§ **Directions**:
Rename "legend-label" to "legend-text" everywhere in the material below, and leave every other character as it stands.

§ **Task input**:
▶
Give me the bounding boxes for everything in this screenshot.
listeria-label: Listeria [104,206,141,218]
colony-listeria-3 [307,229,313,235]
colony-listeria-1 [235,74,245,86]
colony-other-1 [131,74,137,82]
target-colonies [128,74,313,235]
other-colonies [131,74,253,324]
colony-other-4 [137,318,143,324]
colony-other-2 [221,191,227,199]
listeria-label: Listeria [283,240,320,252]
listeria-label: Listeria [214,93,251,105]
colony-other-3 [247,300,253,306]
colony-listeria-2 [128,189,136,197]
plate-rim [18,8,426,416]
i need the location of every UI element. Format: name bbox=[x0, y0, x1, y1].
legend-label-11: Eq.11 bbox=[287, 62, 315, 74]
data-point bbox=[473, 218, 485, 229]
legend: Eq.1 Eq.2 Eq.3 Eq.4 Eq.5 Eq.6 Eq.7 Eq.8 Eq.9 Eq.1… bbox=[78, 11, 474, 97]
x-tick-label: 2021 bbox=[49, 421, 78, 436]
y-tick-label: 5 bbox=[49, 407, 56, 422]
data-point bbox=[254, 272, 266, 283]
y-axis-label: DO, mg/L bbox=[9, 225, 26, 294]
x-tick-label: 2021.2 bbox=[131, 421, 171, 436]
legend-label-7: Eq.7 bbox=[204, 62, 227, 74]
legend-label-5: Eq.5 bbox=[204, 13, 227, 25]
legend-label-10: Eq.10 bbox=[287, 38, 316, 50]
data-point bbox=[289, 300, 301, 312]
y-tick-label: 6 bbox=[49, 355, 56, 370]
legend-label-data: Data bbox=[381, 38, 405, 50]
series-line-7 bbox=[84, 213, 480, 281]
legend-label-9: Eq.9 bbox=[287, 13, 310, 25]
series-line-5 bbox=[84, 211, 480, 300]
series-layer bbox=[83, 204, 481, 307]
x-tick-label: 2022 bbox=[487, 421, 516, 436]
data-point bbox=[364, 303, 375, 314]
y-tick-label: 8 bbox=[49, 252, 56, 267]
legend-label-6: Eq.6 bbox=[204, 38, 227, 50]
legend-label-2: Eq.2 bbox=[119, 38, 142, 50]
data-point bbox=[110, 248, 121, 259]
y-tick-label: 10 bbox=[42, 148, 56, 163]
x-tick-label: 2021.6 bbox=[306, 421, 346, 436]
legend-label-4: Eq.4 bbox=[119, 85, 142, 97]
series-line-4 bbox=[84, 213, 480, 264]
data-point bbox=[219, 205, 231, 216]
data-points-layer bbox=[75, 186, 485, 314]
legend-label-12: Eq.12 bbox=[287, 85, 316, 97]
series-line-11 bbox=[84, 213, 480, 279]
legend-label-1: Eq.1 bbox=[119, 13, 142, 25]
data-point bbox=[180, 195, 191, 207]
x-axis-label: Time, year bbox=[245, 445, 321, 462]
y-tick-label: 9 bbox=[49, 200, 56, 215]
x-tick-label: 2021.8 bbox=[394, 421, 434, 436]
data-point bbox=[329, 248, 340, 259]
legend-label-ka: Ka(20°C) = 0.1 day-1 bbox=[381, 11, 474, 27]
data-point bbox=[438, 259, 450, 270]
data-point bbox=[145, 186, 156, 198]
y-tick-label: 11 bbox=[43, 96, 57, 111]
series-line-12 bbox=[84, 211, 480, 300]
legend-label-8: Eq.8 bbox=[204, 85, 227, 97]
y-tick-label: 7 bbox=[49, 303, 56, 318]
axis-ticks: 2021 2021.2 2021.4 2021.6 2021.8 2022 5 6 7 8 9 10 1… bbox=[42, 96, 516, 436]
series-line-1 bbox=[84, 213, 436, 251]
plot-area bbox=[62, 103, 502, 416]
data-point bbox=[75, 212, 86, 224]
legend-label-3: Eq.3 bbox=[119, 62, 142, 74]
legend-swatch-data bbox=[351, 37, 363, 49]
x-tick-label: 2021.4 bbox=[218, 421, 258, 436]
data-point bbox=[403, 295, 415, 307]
◀
§ **Exercise answer**:
Give me the bounding boxes for everything in this screenshot.
listeria-label: Listeria [104,206,141,218]
colony-listeria-3 [307,229,313,235]
colony-listeria-1 [235,74,245,86]
colony-other-1 [131,74,137,82]
target-colonies [128,74,313,235]
other-colonies [131,74,253,324]
colony-other-4 [137,318,143,324]
colony-other-2 [221,191,227,199]
listeria-label: Listeria [283,240,320,252]
listeria-label: Listeria [214,93,251,105]
colony-other-3 [247,300,253,306]
colony-listeria-2 [128,189,136,197]
plate-rim [18,8,426,416]
i need the location of every UI element. Format: name bbox=[x0, y0, x1, y1].
legend-text-11: Eq.11 bbox=[287, 62, 315, 74]
data-point bbox=[473, 218, 485, 229]
legend: Eq.1 Eq.2 Eq.3 Eq.4 Eq.5 Eq.6 Eq.7 Eq.8 Eq.9 Eq.1… bbox=[78, 11, 474, 97]
x-tick-label: 2021 bbox=[49, 421, 78, 436]
y-tick-label: 5 bbox=[49, 407, 56, 422]
data-point bbox=[254, 272, 266, 283]
y-axis-label: DO, mg/L bbox=[9, 225, 26, 294]
x-tick-label: 2021.2 bbox=[131, 421, 171, 436]
legend-text-7: Eq.7 bbox=[204, 62, 227, 74]
legend-text-5: Eq.5 bbox=[204, 13, 227, 25]
legend-text-10: Eq.10 bbox=[287, 38, 316, 50]
data-point bbox=[289, 300, 301, 312]
y-tick-label: 6 bbox=[49, 355, 56, 370]
legend-text-data: Data bbox=[381, 38, 405, 50]
series-line-7 bbox=[84, 213, 480, 281]
legend-text-9: Eq.9 bbox=[287, 13, 310, 25]
series-line-5 bbox=[84, 211, 480, 300]
series-layer bbox=[83, 204, 481, 307]
x-tick-label: 2022 bbox=[487, 421, 516, 436]
data-point bbox=[364, 303, 375, 314]
y-tick-label: 8 bbox=[49, 252, 56, 267]
legend-text-6: Eq.6 bbox=[204, 38, 227, 50]
legend-text-2: Eq.2 bbox=[119, 38, 142, 50]
data-point bbox=[110, 248, 121, 259]
y-tick-label: 10 bbox=[42, 148, 56, 163]
x-tick-label: 2021.6 bbox=[306, 421, 346, 436]
legend-text-4: Eq.4 bbox=[119, 85, 142, 97]
series-line-4 bbox=[84, 213, 480, 264]
data-point bbox=[219, 205, 231, 216]
data-points-layer bbox=[75, 186, 485, 314]
legend-text-12: Eq.12 bbox=[287, 85, 316, 97]
series-line-11 bbox=[84, 213, 480, 279]
legend-text-1: Eq.1 bbox=[119, 13, 142, 25]
data-point bbox=[180, 195, 191, 207]
x-axis-label: Time, year bbox=[245, 445, 321, 462]
y-tick-label: 9 bbox=[49, 200, 56, 215]
x-tick-label: 2021.8 bbox=[394, 421, 434, 436]
data-point bbox=[329, 248, 340, 259]
legend-text-ka: Ka(20°C) = 0.1 day-1 bbox=[381, 11, 474, 27]
data-point bbox=[438, 259, 450, 270]
data-point bbox=[145, 186, 156, 198]
y-tick-label: 11 bbox=[43, 96, 57, 111]
series-line-12 bbox=[84, 211, 480, 300]
legend-text-8: Eq.8 bbox=[204, 85, 227, 97]
y-tick-label: 7 bbox=[49, 303, 56, 318]
axis-ticks: 2021 2021.2 2021.4 2021.6 2021.8 2022 5 6 7 8 9 10 1… bbox=[42, 96, 516, 436]
series-line-1 bbox=[84, 213, 436, 251]
plot-area bbox=[62, 103, 502, 416]
data-point bbox=[75, 212, 86, 224]
legend-text-3: Eq.3 bbox=[119, 62, 142, 74]
legend-swatch-data bbox=[351, 37, 363, 49]
x-tick-label: 2021.4 bbox=[218, 421, 258, 436]
data-point bbox=[403, 295, 415, 307]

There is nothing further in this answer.